Dataset items:
━━━━━━━━

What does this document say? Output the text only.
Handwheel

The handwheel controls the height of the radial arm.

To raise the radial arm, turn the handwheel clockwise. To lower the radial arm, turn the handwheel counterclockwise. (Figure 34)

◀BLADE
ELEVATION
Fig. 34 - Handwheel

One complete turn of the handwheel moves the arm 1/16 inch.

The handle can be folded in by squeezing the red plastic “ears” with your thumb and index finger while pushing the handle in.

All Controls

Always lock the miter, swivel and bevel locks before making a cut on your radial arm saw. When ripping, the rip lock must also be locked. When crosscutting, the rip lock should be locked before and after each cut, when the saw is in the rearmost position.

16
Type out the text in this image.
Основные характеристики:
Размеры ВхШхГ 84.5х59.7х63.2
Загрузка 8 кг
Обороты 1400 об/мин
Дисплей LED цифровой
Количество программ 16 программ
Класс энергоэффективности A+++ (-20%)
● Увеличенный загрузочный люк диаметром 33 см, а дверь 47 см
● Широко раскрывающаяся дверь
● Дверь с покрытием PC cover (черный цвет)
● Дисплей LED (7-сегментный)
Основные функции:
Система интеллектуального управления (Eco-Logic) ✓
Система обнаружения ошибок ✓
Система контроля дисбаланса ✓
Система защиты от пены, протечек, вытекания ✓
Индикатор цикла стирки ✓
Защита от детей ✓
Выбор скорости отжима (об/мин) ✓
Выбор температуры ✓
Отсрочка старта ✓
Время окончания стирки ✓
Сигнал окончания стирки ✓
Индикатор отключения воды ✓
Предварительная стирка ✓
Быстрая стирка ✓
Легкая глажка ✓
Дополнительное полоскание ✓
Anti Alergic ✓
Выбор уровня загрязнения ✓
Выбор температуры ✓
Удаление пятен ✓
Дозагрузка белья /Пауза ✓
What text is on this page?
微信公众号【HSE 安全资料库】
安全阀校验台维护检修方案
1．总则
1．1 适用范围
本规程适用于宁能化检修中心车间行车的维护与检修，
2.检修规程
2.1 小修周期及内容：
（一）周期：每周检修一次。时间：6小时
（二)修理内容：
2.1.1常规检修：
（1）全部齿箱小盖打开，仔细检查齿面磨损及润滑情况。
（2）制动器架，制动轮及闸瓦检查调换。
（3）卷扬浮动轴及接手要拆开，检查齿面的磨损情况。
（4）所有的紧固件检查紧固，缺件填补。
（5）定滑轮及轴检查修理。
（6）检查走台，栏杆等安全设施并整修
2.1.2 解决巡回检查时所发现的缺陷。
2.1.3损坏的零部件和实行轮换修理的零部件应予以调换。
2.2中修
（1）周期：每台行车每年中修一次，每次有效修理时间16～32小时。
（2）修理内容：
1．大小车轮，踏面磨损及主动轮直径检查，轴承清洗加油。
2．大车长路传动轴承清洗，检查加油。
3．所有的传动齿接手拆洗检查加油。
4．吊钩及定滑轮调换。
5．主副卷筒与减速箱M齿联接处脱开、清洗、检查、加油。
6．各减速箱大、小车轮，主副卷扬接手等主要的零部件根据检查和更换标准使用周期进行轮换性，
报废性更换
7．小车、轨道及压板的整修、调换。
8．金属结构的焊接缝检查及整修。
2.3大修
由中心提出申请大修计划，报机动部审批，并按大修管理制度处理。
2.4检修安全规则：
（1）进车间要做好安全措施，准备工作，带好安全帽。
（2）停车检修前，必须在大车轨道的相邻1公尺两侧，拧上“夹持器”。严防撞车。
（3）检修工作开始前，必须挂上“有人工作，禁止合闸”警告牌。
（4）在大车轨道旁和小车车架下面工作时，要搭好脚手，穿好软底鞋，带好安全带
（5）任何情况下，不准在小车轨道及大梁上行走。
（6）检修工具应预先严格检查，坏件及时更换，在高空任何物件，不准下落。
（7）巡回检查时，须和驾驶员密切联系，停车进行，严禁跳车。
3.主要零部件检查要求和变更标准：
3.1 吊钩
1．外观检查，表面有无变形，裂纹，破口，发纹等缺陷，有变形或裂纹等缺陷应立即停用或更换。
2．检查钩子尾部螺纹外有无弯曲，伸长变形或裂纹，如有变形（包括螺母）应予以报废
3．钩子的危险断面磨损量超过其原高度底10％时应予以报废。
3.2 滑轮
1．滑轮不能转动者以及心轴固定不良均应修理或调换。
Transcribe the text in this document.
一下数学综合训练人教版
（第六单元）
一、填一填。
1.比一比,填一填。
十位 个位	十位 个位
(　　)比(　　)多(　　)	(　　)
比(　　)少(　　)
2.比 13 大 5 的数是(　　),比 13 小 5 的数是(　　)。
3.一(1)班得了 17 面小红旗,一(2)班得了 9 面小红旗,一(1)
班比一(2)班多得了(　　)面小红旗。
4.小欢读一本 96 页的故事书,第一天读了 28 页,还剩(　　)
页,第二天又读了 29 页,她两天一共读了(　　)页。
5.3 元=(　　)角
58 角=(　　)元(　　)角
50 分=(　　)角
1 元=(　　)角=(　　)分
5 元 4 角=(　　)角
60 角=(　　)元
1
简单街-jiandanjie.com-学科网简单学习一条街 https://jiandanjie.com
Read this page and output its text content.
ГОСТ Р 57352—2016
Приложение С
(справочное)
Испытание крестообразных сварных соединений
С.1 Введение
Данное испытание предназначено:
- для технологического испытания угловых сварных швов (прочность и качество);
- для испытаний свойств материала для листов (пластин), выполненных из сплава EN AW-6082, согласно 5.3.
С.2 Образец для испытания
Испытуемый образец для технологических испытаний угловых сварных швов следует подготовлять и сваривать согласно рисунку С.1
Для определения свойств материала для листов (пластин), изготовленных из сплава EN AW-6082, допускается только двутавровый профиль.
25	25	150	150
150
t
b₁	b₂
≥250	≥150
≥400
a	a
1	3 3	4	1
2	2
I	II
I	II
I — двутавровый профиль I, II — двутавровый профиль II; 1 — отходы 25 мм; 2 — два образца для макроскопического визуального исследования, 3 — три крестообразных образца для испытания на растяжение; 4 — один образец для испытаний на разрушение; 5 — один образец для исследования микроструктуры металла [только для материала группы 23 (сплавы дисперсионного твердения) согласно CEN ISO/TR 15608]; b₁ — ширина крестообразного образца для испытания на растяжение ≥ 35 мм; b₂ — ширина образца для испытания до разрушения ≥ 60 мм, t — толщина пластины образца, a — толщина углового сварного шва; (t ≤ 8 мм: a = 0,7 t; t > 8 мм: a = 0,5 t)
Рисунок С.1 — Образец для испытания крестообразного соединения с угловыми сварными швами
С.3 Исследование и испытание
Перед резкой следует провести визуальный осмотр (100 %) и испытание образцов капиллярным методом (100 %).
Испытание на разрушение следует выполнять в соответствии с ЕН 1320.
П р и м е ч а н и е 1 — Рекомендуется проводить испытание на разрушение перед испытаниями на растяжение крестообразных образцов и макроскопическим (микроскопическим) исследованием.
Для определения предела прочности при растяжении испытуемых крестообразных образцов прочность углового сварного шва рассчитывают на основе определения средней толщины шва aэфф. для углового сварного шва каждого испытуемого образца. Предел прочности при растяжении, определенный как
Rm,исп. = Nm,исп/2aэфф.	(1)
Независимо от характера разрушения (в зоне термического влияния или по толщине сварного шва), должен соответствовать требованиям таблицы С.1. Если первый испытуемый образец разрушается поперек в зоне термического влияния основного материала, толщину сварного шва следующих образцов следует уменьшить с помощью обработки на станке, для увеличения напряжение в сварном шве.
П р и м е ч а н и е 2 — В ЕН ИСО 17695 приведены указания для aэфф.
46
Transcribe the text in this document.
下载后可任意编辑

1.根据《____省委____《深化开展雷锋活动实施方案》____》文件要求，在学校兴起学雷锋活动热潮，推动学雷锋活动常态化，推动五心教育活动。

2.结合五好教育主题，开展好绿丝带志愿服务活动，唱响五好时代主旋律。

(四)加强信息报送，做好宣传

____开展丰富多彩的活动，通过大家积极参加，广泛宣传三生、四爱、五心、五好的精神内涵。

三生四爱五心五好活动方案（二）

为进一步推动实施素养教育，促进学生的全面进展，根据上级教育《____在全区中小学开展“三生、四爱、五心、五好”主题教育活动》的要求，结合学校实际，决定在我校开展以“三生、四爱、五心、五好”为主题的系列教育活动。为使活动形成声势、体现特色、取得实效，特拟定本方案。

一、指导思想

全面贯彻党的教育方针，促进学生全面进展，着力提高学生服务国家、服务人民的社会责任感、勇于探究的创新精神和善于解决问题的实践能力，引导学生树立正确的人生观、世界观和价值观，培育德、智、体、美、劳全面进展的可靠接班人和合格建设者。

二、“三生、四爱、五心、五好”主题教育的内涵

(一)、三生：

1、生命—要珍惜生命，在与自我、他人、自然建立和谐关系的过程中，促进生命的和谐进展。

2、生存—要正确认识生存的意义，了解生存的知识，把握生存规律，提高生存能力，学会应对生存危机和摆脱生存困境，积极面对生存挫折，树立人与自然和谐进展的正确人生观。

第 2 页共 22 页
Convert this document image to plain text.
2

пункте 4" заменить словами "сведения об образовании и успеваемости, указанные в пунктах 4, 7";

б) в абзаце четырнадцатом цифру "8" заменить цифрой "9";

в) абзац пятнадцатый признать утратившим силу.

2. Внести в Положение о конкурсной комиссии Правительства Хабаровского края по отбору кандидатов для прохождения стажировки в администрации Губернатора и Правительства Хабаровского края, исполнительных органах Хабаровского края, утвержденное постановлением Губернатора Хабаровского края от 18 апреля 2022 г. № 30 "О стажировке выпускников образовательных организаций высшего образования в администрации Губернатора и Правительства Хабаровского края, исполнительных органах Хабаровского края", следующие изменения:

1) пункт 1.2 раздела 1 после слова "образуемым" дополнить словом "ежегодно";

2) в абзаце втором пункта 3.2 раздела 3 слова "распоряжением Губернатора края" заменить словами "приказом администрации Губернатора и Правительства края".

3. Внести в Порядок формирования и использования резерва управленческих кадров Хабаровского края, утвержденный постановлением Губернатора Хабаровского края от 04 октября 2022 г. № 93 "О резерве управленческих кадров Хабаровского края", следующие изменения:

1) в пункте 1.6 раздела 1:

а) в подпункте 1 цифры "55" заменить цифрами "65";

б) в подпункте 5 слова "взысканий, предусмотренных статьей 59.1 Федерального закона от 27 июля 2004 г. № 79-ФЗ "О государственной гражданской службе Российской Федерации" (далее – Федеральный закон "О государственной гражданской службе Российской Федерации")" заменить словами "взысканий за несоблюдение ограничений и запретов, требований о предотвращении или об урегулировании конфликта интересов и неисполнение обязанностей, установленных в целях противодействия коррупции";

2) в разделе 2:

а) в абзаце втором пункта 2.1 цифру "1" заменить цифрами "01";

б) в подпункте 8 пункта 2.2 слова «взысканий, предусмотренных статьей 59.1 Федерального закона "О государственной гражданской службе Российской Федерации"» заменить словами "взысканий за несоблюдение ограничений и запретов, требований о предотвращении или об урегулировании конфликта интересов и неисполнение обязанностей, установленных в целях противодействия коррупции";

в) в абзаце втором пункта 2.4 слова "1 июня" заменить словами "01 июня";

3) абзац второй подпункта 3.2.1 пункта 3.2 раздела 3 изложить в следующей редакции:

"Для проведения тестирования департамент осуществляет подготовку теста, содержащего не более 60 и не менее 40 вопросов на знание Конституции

━━━━━━━━

■ What is required
List each line of the records that holds the string "стирка".

■ Finished answer
Предварительная стирка ✓
Быстрая стирка ✓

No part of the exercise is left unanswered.